WORK INSTRUCTIONS: For the listing below, give the count of lines containing "ремонтных", and no other text.

** Start **

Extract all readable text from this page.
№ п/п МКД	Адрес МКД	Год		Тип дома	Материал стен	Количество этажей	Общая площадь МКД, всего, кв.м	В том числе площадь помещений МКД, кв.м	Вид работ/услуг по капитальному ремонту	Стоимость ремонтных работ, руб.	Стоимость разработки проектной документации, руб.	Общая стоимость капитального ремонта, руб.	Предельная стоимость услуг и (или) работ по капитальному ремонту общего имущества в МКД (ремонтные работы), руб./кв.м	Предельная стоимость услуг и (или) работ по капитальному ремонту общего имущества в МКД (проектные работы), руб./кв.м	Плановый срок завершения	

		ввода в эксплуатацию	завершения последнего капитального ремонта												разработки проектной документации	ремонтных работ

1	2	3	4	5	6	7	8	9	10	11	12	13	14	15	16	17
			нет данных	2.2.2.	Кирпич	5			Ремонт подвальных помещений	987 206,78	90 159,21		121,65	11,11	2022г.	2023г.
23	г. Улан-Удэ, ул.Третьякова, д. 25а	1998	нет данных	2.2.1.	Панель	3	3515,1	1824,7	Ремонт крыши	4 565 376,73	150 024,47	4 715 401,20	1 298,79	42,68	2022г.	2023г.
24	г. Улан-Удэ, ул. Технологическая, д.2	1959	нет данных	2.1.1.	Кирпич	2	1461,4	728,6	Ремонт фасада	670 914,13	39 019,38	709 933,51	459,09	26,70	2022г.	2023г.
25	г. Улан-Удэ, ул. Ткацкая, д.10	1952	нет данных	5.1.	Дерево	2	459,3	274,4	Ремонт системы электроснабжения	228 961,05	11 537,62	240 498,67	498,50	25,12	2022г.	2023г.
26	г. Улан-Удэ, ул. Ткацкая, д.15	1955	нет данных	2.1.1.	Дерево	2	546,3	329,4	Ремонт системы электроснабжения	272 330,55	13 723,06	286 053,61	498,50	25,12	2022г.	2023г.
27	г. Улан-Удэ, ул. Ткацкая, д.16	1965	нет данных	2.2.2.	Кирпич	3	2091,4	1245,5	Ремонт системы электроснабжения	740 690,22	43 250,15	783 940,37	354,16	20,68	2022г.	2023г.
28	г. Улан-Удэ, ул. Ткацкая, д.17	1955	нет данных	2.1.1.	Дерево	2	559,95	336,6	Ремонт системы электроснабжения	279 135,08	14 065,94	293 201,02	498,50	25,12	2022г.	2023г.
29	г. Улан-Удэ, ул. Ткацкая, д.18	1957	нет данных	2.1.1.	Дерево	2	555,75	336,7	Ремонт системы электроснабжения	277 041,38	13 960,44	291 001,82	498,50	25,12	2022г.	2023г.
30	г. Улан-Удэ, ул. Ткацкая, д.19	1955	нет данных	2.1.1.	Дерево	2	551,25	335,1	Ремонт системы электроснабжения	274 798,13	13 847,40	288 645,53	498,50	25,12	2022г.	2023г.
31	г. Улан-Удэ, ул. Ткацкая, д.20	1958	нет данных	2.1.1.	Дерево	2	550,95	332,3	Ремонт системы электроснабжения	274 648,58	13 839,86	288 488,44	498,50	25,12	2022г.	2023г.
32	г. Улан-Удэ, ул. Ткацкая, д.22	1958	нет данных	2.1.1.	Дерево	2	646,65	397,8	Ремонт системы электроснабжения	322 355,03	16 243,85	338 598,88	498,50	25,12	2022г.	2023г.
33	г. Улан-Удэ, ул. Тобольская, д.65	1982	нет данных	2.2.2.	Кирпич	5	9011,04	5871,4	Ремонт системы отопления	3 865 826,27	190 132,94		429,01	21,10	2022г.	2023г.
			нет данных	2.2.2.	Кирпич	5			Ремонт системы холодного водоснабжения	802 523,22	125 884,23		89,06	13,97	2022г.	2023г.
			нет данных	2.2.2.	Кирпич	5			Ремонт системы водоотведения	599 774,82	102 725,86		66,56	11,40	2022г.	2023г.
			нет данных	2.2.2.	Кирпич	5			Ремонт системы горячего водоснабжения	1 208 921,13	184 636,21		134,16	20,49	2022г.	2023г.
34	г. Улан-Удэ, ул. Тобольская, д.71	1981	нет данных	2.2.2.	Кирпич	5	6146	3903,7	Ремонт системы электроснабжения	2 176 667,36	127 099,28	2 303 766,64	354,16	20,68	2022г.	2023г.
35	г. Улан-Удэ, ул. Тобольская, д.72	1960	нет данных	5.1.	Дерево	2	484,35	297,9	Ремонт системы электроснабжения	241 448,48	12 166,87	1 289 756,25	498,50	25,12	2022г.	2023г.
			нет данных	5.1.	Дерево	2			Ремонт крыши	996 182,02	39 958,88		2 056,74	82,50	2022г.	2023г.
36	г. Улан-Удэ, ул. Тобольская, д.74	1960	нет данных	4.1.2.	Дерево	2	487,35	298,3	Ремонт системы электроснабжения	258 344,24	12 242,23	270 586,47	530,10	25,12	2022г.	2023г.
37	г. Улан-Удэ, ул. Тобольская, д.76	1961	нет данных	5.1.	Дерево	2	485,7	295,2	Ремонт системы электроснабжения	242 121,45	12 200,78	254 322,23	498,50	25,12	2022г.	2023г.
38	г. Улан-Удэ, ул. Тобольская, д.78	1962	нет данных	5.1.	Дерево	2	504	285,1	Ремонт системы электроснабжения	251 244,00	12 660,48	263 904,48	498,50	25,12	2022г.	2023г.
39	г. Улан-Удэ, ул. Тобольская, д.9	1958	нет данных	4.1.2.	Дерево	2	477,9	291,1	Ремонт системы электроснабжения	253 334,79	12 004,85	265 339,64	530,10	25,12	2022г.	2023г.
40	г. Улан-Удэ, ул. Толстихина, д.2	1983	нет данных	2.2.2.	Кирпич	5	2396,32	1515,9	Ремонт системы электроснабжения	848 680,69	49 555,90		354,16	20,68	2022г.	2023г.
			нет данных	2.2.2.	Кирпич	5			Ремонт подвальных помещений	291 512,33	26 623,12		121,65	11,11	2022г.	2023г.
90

** End **

FINAL ANSWER: 2